• THE PROBLEM: Tally every line of the listing below that holds "советом", then give the tally alone.
## START
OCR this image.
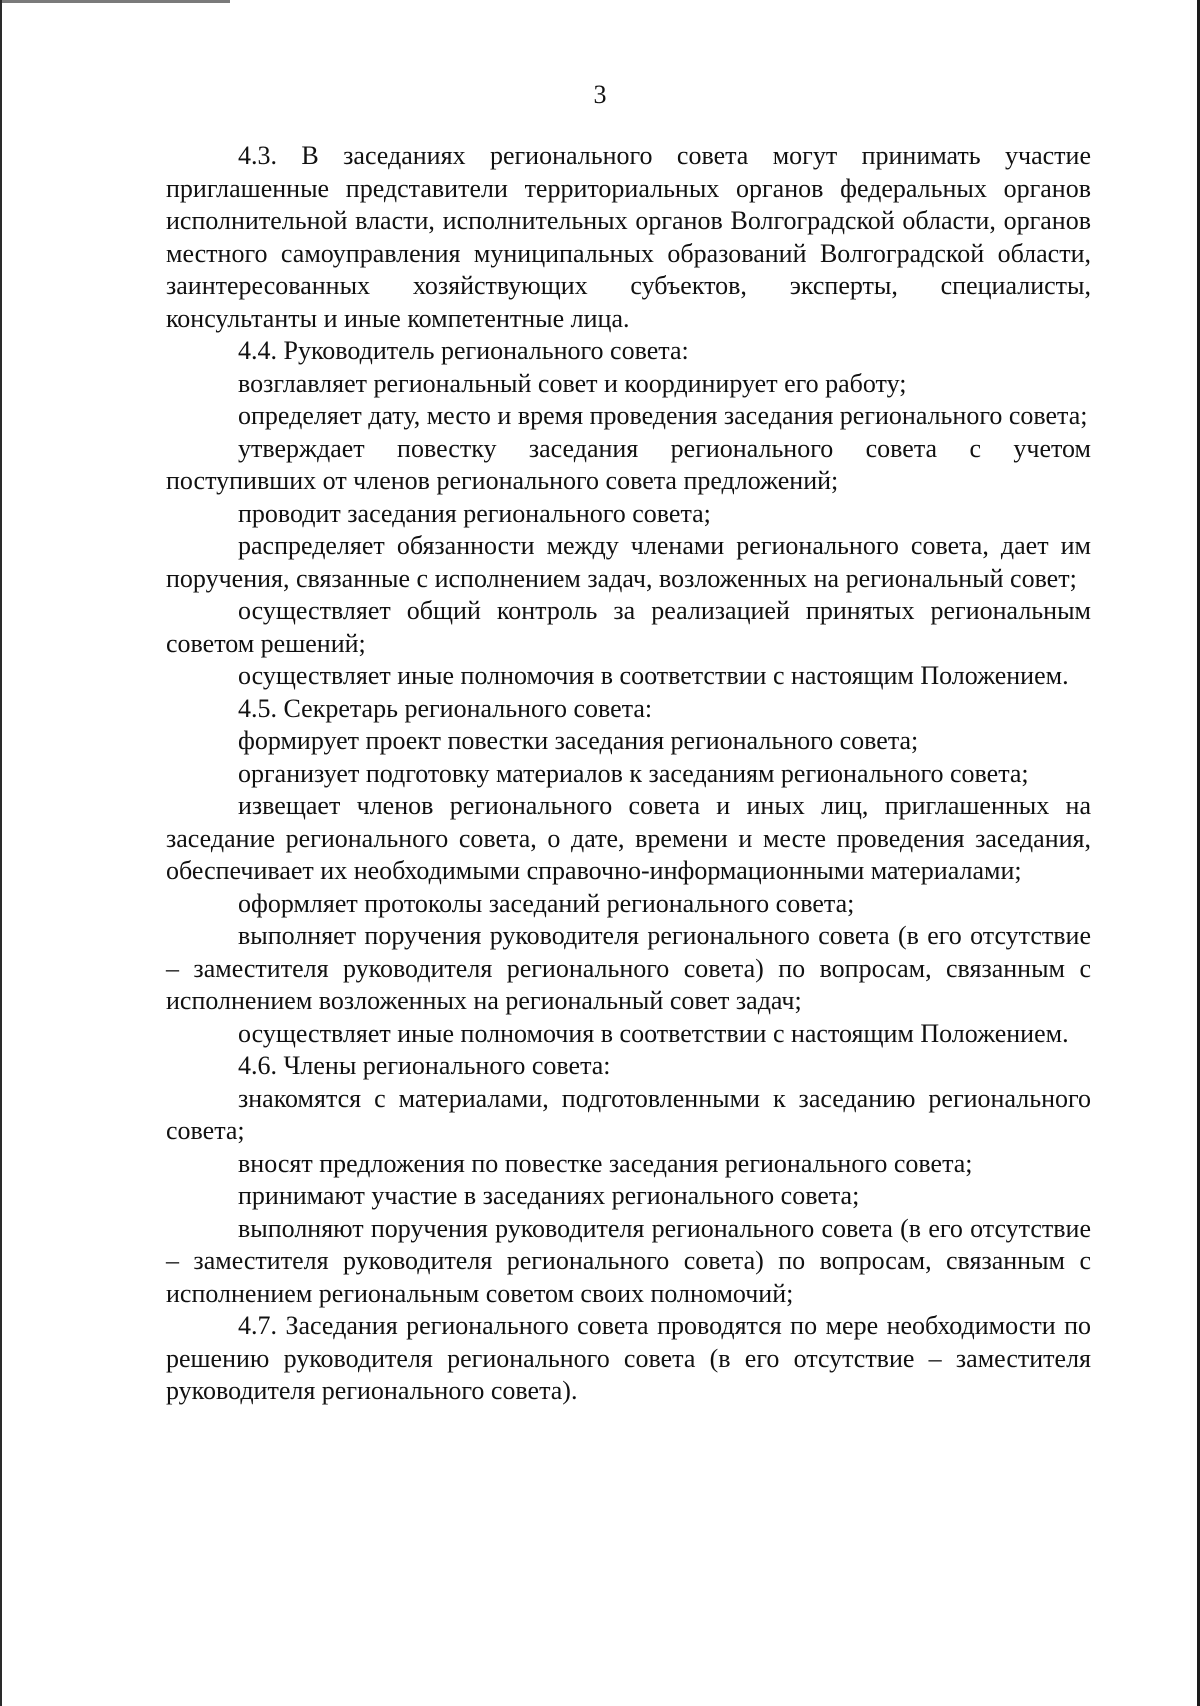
3

4.3. В заседаниях регионального совета могут принимать участие приглашенные представители территориальных органов федеральных органов исполнительной власти, исполнительных органов Волгоградской области, органов местного самоуправления муниципальных образований Волгоградской области, заинтересованных хозяйствующих субъектов, эксперты, специалисты, консультанты и иные компетентные лица.

4.4. Руководитель регионального совета:

возглавляет региональный совет и координирует его работу;

определяет дату, место и время проведения заседания регионального совета;

утверждает повестку заседания регионального совета с учетом поступивших от членов регионального совета предложений;

проводит заседания регионального совета;

распределяет обязанности между членами регионального совета, дает им поручения, связанные с исполнением задач, возложенных на региональный совет;

осуществляет общий контроль за реализацией принятых региональным советом решений;

осуществляет иные полномочия в соответствии с настоящим Положением.

4.5. Секретарь регионального совета:

формирует проект повестки заседания регионального совета;

организует подготовку материалов к заседаниям регионального совета;

извещает членов регионального совета и иных лиц, приглашенных на заседание регионального совета, о дате, времени и месте проведения заседания, обеспечивает их необходимыми справочно-информационными материалами;

оформляет протоколы заседаний регионального совета;

выполняет поручения руководителя регионального совета (в его отсутствие – заместителя руководителя регионального совета) по вопросам, связанным с исполнением возложенных на региональный совет задач;

осуществляет иные полномочия в соответствии с настоящим Положением.

4.6. Члены регионального совета:

знакомятся с материалами, подготовленными к заседанию регионального совета;

вносят предложения по повестке заседания регионального совета;

принимают участие в заседаниях регионального совета;

выполняют поручения руководителя регионального совета (в его отсутствие – заместителя руководителя регионального совета) по вопросам, связанным с исполнением региональным советом своих полномочий;

4.7. Заседания регионального совета проводятся по мере необходимости по решению руководителя регионального совета (в его отсутствие – заместителя руководителя регионального совета).
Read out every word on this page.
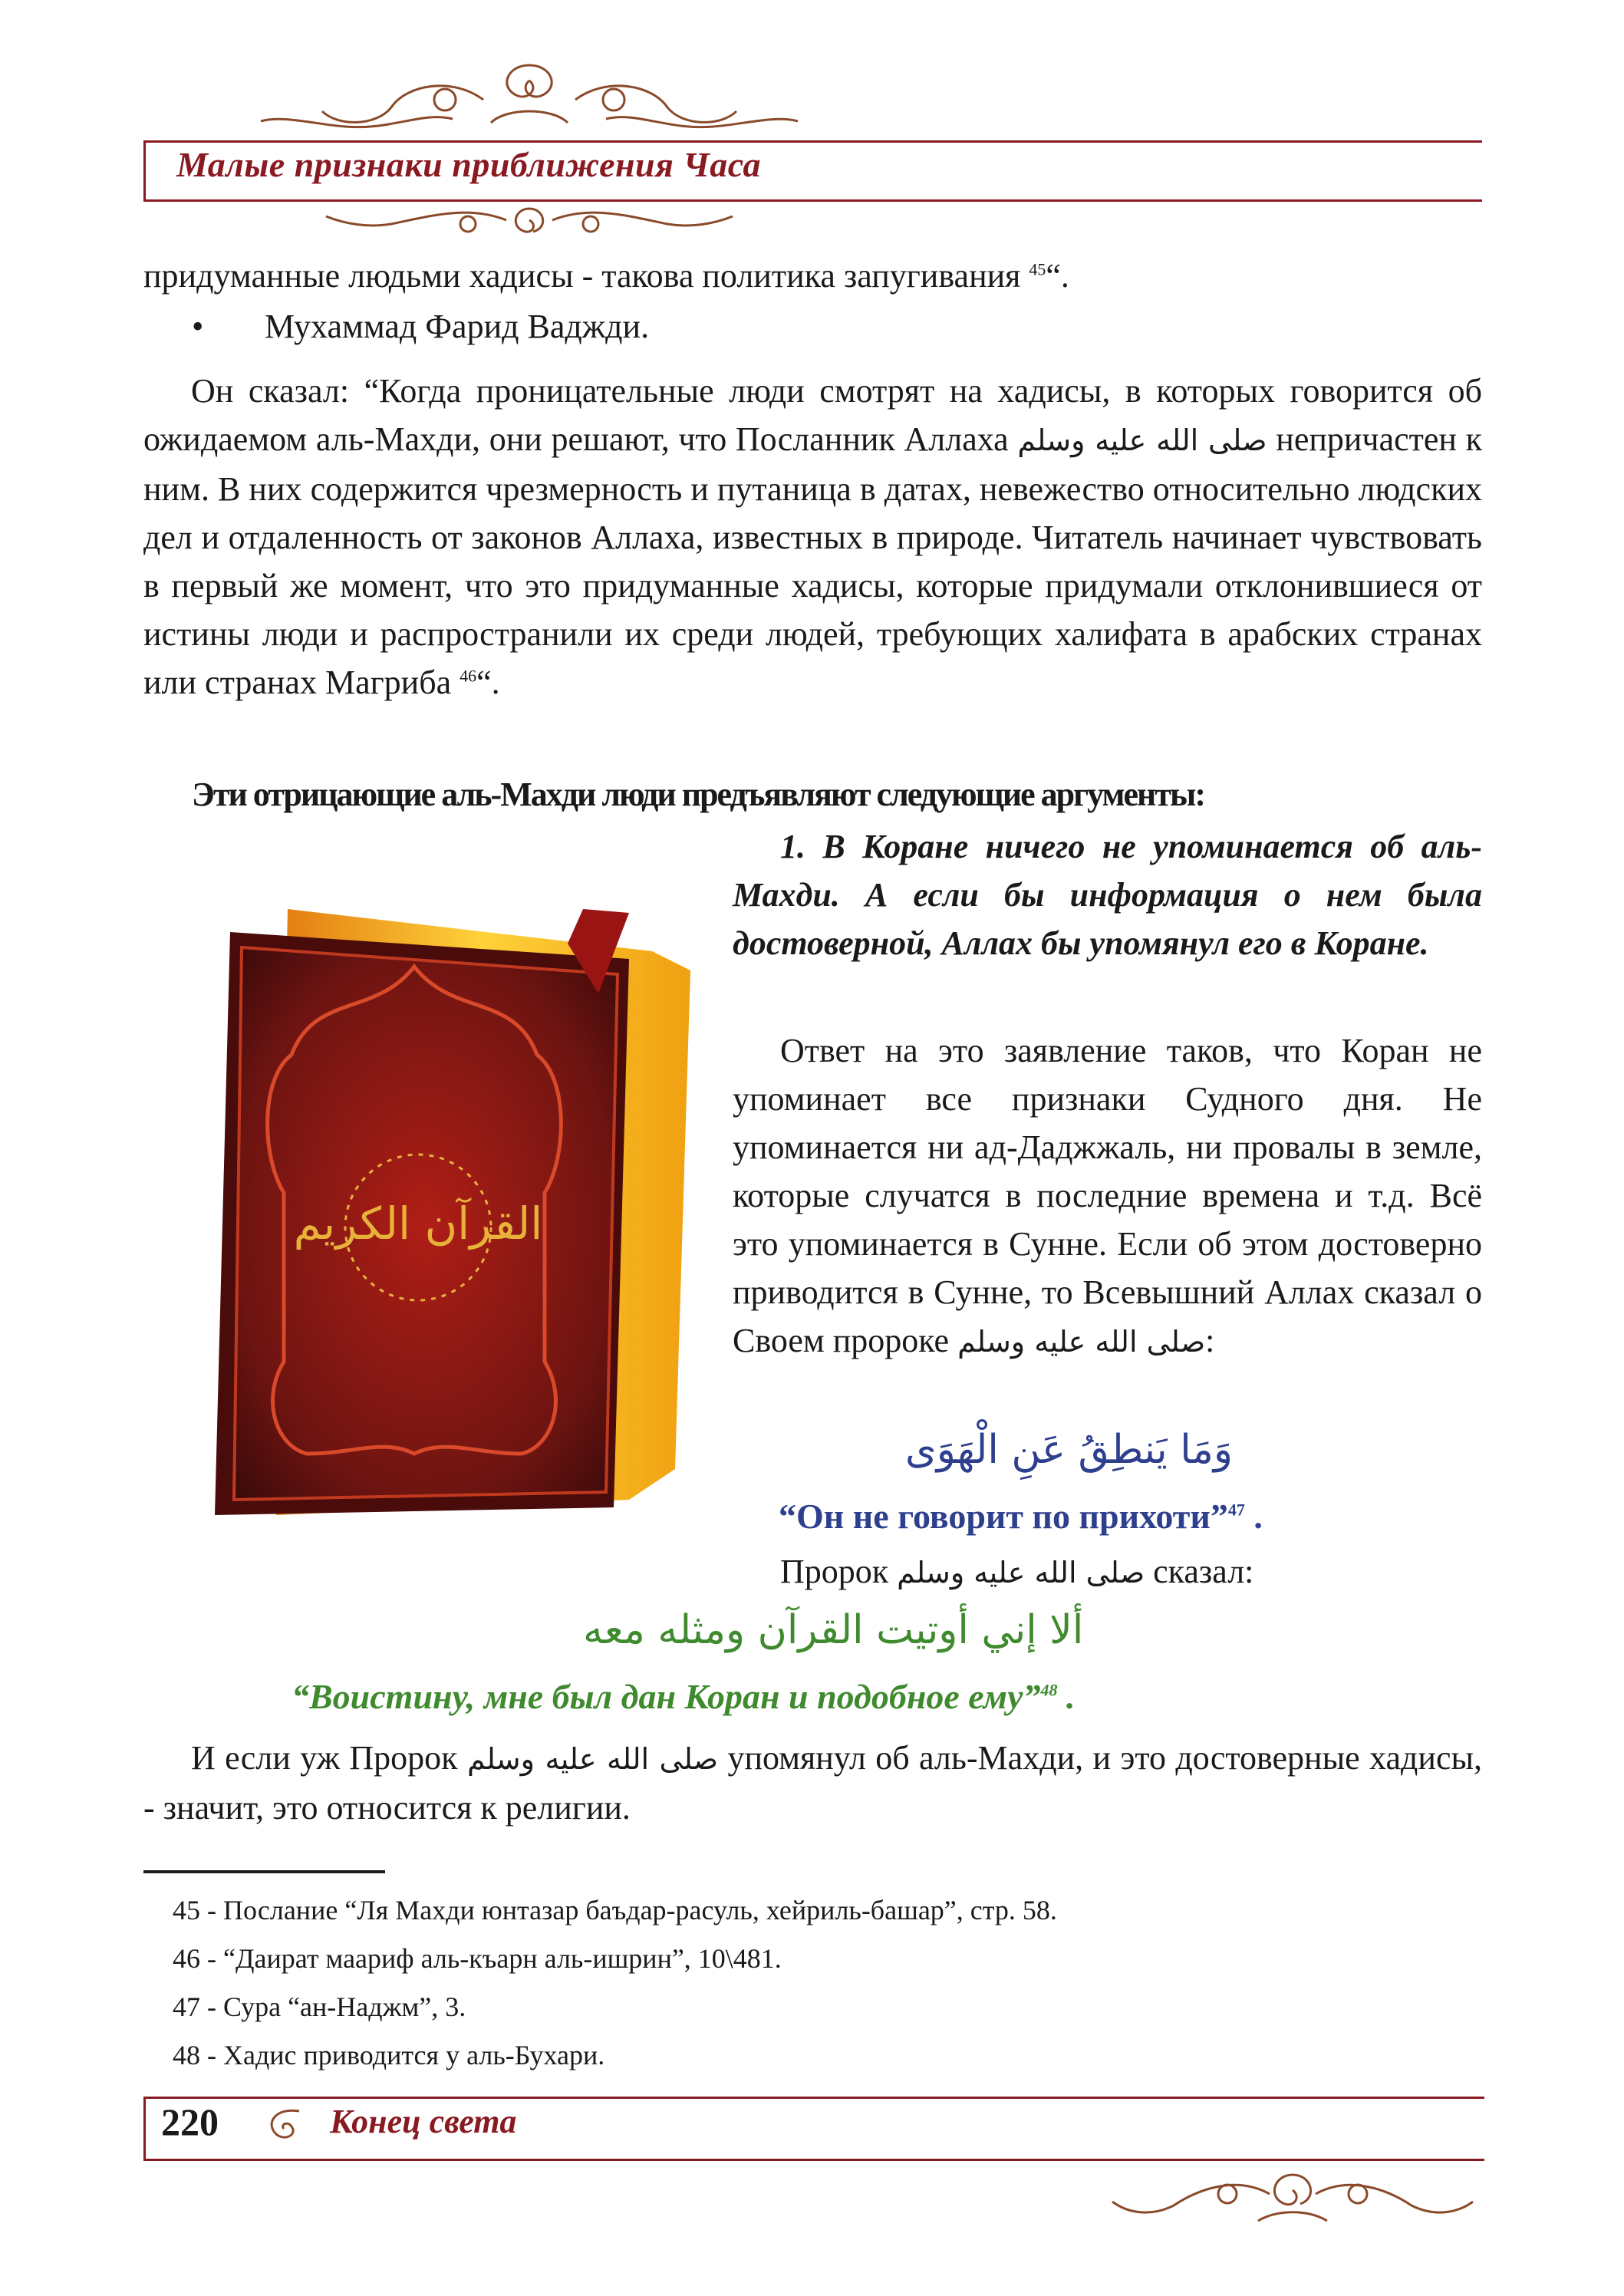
Малые признаки приближения Часа
придуманные людьми хадисы - такова политика запугивания $^{45}$“.
• Мухаммад Фарид Ваджди.
Он сказал: “Когда проницательные люди смотрят на хадисы, в которых говорится об ожидаемом аль-Махди, они решают, что Посланник Аллаха صلى الله عليه وسلم непричастен к ним. В них содержится чрезмерность и путаница в датах, невежество относительно людских дел и отдаленность от законов Аллаха, известных в природе. Читатель начинает чувствовать в первый же момент, что это придуманные хадисы, которые придумали отклонившиеся от истины люди и распространили их среди людей, требующих халифата в арабских странах или странах Магриба $^{46}$“.
Эти отрицающие аль-Махди люди предъявляют следующие аргументы:
القرآن الكريم
1. В Коране ничего не упоминается об аль-Махди. А если бы информация о нем была достоверной, Аллах бы упомянул его в Коране.
Ответ на это заявление таков, что Коран не упоминает все признаки Судного дня. Не упоминается ни ад-Даджжаль, ни провалы в земле, которые случатся в последние времена и т.д. Всё это упоминается в Сунне. Если об этом достоверно приводится в Сунне, то Всевышний Аллах сказал о Своем пророке صلى الله عليه وسلم:
وَمَا يَنطِقُ عَنِ الْهَوَى
“Он не говорит по прихоти”$^{47}$ .
Пророк صلى الله عليه وسلم сказал:
ألا إني أوتيت القرآن ومثله معه
“Воистину, мне был дан Коран и подобное ему”$^{48}$ .
И если уж Пророк صلى الله عليه وسلم упомянул об аль-Махди, и это достоверные хадисы, - значит, это относится к религии.
45 - Послание “Ля Махди юнтазар баъдар-расуль, хейриль-башар”, стр. 58.
46 - “Даират маариф аль-къарн аль-ишрин”, 10\481.
47 - Сура “ан-Наджм”, 3.
48 - Хадис приводится у аль-Бухари.
220	Конец света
## END
• TASK ANSWER: 2